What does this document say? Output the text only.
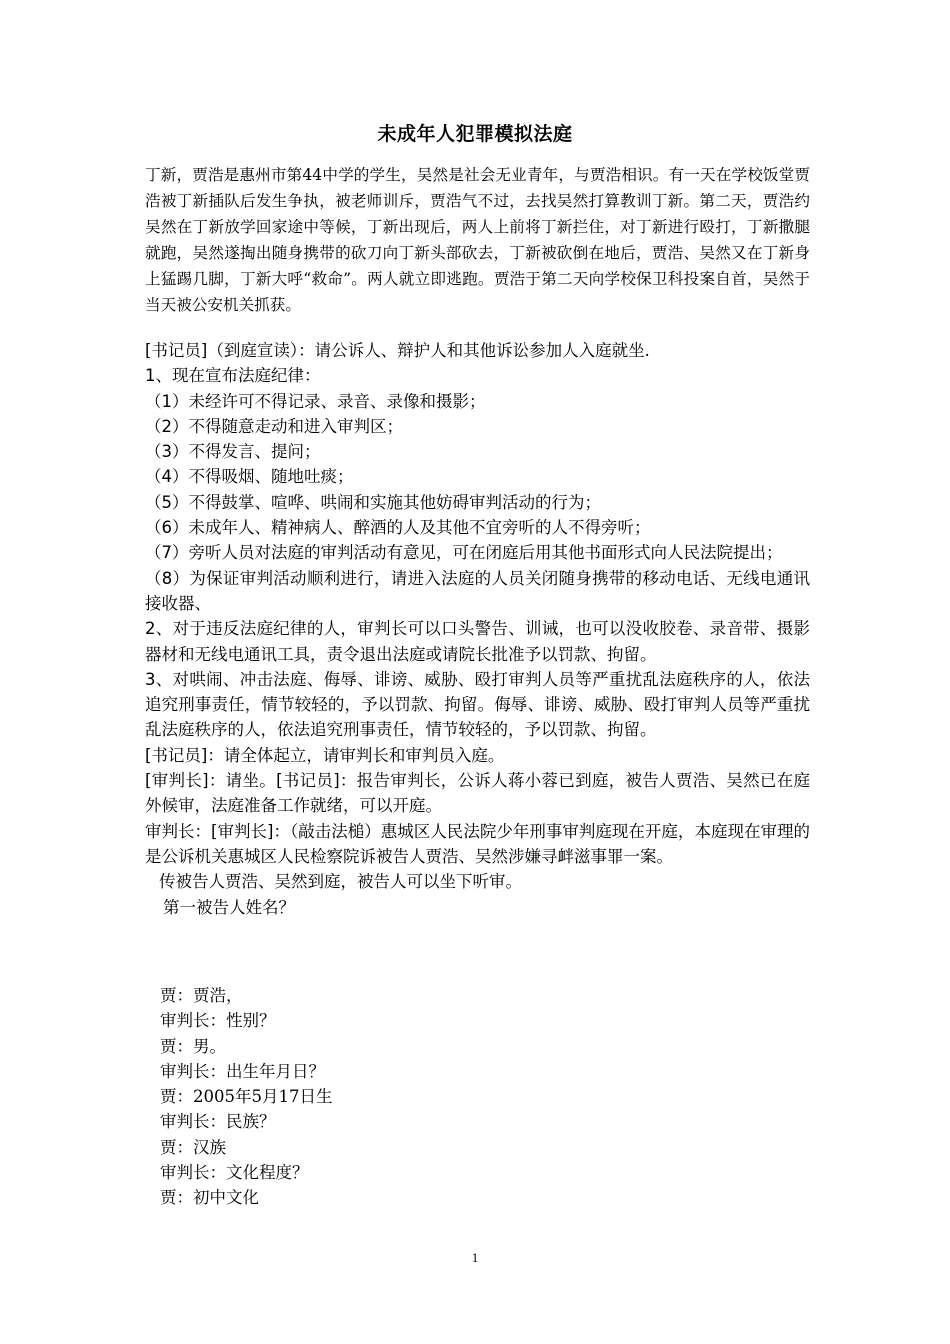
未成年人犯罪模拟法庭

丁新，贾浩是惠州市第44中学的学生，吴然是社会无业青年，与贾浩相识。有一天在学校饭堂贾浩被丁新插队后发生争执，被老师训斥，贾浩气不过，去找吴然打算教训丁新。第二天，贾浩约吴然在丁新放学回家途中等候，丁新出现后，两人上前将丁新拦住，对丁新进行殴打，丁新撒腿就跑，吴然遂掏出随身携带的砍刀向丁新头部砍去，丁新被砍倒在地后，贾浩、吴然又在丁新身上猛踢几脚，丁新大呼“救命”。两人就立即逃跑。贾浩于第二天向学校保卫科投案自首，吴然于当天被公安机关抓获。

[书记员]（到庭宣读）：请公诉人、辩护人和其他诉讼参加人入庭就坐.

1、现在宣布法庭纪律：

（1）未经许可不得记录、录音、录像和摄影；

（2）不得随意走动和进入审判区；

（3）不得发言、提问；

（4）不得吸烟、随地吐痰；

（5）不得鼓掌、喧哗、哄闹和实施其他妨碍审判活动的行为；

（6）未成年人、精神病人、醉酒的人及其他不宜旁听的人不得旁听；

（7）旁听人员对法庭的审判活动有意见，可在闭庭后用其他书面形式向人民法院提出；

（8）为保证审判活动顺利进行，请进入法庭的人员关闭随身携带的移动电话、无线电通讯接收器、

2、对于违反法庭纪律的人，审判长可以口头警告、训诫，也可以没收胶卷、录音带、摄影器材和无线电通讯工具，责令退出法庭或请院长批准予以罚款、拘留。

3、对哄闹、冲击法庭、侮辱、诽谤、威胁、殴打审判人员等严重扰乱法庭秩序的人，依法追究刑事责任，情节较轻的，予以罚款、拘留。侮辱、诽谤、威胁、殴打审判人员等严重扰乱法庭秩序的人，依法追究刑事责任，情节较轻的，予以罚款、拘留。

[书记员]：请全体起立，请审判长和审判员入庭。

[审判长]：请坐。[书记员]：报告审判长，公诉人蒋小蓉已到庭，被告人贾浩、吴然已在庭外候审，法庭准备工作就绪，可以开庭。

审判长：[审判长]：（敲击法槌）惠城区人民法院少年刑事审判庭现在开庭，本庭现在审理的是公诉机关惠城区人民检察院诉被告人贾浩、吴然涉嫌寻衅滋事罪一案。

传被告人贾浩、吴然到庭，被告人可以坐下听审。

第一被告人姓名？

贾：贾浩，

审判长：性别？

贾：男。

审判长：出生年月日？

贾：2005年5月17日生

审判长：民族？

贾：汉族

审判长：文化程度？

贾：初中文化

1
===
__DIRECTION__:
Go through the entries above and print each one exactly, minus the pictures.

__TASK SOLUTION__:
What does this document say? Output the text only.
未成年人犯罪模拟法庭

丁新，贾浩是惠州市第44中学的学生，吴然是社会无业青年，与贾浩相识。有一天在学校饭堂贾浩被丁新插队后发生争执，被老师训斥，贾浩气不过，去找吴然打算教训丁新。第二天，贾浩约吴然在丁新放学回家途中等候，丁新出现后，两人上前将丁新拦住，对丁新进行殴打，丁新撒腿就跑，吴然遂掏出随身携带的砍刀向丁新头部砍去，丁新被砍倒在地后，贾浩、吴然又在丁新身上猛踢几脚，丁新大呼“救命”。两人就立即逃跑。贾浩于第二天向学校保卫科投案自首，吴然于当天被公安机关抓获。

[书记员]（到庭宣读）：请公诉人、辩护人和其他诉讼参加人入庭就坐.

1、现在宣布法庭纪律：

（1）未经许可不得记录、录音、录像和摄影；

（2）不得随意走动和进入审判区；

（3）不得发言、提问；

（4）不得吸烟、随地吐痰；

（5）不得鼓掌、喧哗、哄闹和实施其他妨碍审判活动的行为；

（6）未成年人、精神病人、醉酒的人及其他不宜旁听的人不得旁听；

（7）旁听人员对法庭的审判活动有意见，可在闭庭后用其他书面形式向人民法院提出；

（8）为保证审判活动顺利进行，请进入法庭的人员关闭随身携带的移动电话、无线电通讯接收器、

2、对于违反法庭纪律的人，审判长可以口头警告、训诫，也可以没收胶卷、录音带、摄影器材和无线电通讯工具，责令退出法庭或请院长批准予以罚款、拘留。

3、对哄闹、冲击法庭、侮辱、诽谤、威胁、殴打审判人员等严重扰乱法庭秩序的人，依法追究刑事责任，情节较轻的，予以罚款、拘留。侮辱、诽谤、威胁、殴打审判人员等严重扰乱法庭秩序的人，依法追究刑事责任，情节较轻的，予以罚款、拘留。

[书记员]：请全体起立，请审判长和审判员入庭。

[审判长]：请坐。[书记员]：报告审判长，公诉人蒋小蓉已到庭，被告人贾浩、吴然已在庭外候审，法庭准备工作就绪，可以开庭。

审判长：[审判长]：（敲击法槌）惠城区人民法院少年刑事审判庭现在开庭，本庭现在审理的是公诉机关惠城区人民检察院诉被告人贾浩、吴然涉嫌寻衅滋事罪一案。

传被告人贾浩、吴然到庭，被告人可以坐下听审。

第一被告人姓名？

贾：贾浩，

审判长：性别？

贾：男。

审判长：出生年月日？

贾：2005年5月17日生

审判长：民族？

贾：汉族

审判长：文化程度？

贾：初中文化

1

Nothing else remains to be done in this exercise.